Directive ▸ Scan the entries and tally the lines that include the string "cache". Reply with the figure alone.

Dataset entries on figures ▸
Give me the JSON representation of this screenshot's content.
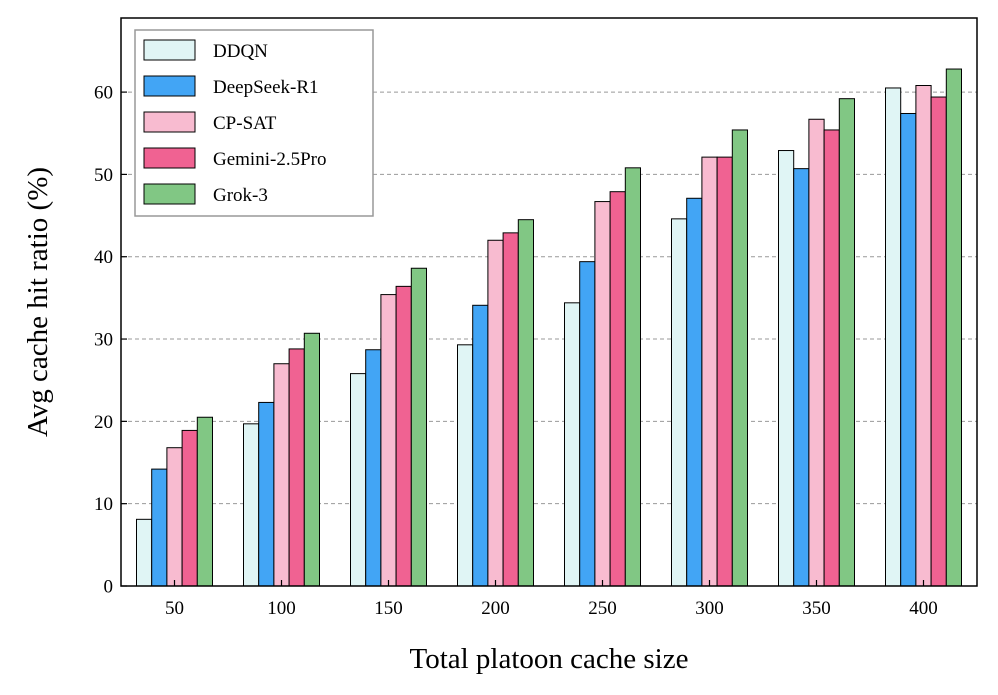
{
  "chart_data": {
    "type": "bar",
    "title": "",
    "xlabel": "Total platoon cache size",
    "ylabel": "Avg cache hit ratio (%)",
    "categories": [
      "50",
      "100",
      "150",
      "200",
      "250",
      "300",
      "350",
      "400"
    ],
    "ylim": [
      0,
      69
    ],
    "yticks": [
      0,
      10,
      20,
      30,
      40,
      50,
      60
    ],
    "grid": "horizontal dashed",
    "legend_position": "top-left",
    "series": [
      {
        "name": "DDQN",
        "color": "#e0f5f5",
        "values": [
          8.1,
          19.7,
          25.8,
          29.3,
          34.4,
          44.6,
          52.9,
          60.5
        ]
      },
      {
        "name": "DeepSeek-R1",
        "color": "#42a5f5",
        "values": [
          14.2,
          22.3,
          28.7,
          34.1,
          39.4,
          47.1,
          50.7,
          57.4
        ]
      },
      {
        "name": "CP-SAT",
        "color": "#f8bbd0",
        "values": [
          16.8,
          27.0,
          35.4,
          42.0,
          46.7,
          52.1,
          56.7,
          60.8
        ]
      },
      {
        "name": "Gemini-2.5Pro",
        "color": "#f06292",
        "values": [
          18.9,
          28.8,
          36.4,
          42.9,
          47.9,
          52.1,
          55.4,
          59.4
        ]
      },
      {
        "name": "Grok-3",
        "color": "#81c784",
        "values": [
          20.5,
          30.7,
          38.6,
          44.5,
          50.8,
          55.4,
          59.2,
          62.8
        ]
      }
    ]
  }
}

--

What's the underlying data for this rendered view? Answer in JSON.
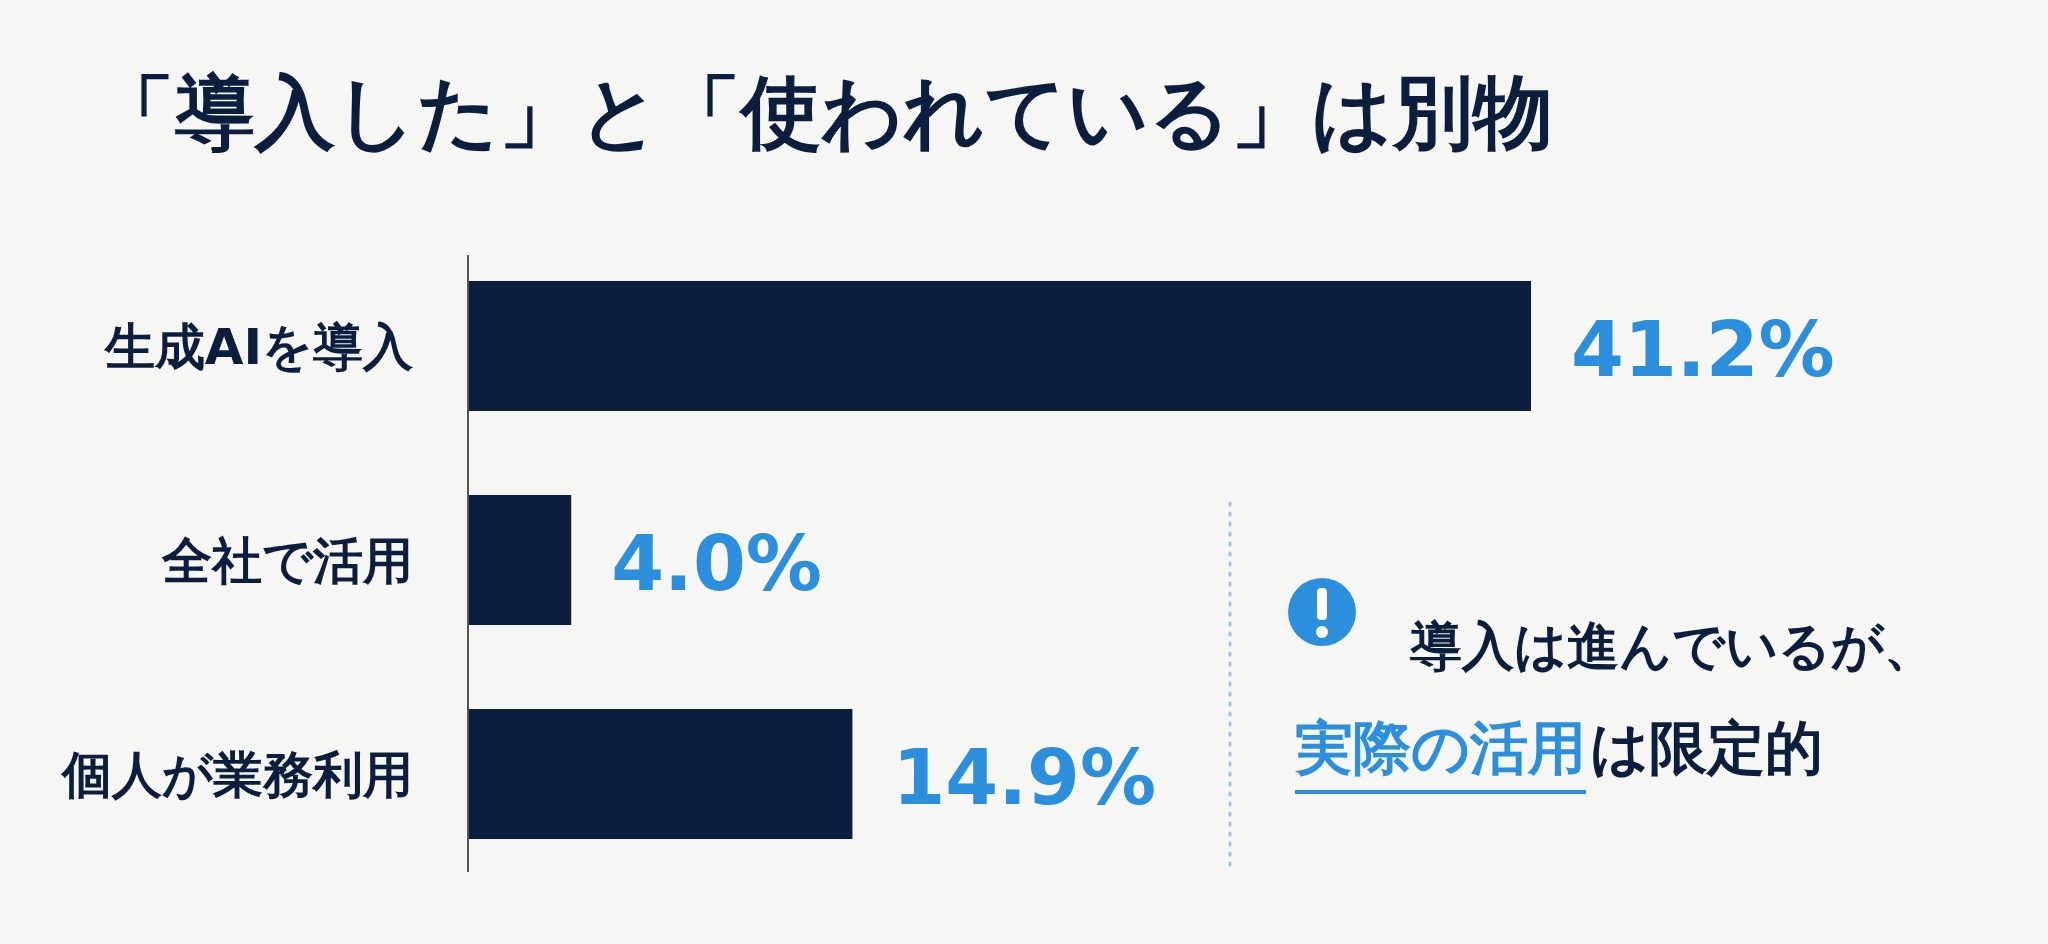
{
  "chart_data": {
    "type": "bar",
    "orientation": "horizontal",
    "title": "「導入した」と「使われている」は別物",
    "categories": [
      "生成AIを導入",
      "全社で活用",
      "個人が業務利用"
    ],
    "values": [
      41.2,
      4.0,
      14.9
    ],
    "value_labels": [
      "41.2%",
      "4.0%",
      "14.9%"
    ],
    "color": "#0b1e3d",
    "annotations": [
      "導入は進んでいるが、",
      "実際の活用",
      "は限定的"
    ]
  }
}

---

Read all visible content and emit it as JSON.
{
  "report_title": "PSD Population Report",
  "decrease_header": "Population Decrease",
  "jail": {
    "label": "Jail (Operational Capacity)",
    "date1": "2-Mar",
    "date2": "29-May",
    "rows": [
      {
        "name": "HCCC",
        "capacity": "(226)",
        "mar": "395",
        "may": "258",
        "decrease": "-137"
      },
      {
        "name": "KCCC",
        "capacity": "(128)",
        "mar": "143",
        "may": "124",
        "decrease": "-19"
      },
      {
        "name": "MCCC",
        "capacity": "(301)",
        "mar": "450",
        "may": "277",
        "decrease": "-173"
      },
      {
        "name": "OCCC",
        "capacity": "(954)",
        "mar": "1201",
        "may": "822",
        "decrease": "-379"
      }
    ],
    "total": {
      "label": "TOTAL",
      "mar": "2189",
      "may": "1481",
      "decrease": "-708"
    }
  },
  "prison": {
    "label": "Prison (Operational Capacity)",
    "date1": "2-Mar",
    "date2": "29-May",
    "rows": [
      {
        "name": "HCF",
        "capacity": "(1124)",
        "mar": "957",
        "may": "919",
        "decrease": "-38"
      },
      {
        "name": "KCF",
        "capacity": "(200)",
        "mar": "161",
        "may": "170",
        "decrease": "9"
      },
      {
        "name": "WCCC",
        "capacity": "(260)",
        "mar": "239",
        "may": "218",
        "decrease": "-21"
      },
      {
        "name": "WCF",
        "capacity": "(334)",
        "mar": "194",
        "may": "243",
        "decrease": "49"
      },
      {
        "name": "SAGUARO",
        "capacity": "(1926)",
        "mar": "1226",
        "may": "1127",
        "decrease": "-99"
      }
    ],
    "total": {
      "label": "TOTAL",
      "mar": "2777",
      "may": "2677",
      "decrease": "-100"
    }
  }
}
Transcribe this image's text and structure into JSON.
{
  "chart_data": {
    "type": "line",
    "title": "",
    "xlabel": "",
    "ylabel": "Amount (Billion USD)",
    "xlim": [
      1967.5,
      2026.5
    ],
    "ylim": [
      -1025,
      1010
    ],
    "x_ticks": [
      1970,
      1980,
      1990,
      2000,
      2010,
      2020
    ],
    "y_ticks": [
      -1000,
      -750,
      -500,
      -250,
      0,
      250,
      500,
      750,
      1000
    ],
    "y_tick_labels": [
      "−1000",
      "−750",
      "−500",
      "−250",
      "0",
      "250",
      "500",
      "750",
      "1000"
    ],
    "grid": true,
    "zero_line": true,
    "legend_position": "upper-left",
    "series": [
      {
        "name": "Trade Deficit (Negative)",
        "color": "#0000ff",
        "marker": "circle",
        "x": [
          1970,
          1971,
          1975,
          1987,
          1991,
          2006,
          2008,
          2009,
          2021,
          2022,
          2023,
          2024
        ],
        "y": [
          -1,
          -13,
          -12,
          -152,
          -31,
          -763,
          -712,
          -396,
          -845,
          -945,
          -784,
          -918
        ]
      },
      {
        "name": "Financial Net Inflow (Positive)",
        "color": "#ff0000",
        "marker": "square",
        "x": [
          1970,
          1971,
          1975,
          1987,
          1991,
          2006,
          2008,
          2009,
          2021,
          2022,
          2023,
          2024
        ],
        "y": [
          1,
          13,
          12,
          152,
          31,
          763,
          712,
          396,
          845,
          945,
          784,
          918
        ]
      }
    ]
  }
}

Solved problem ▸ 2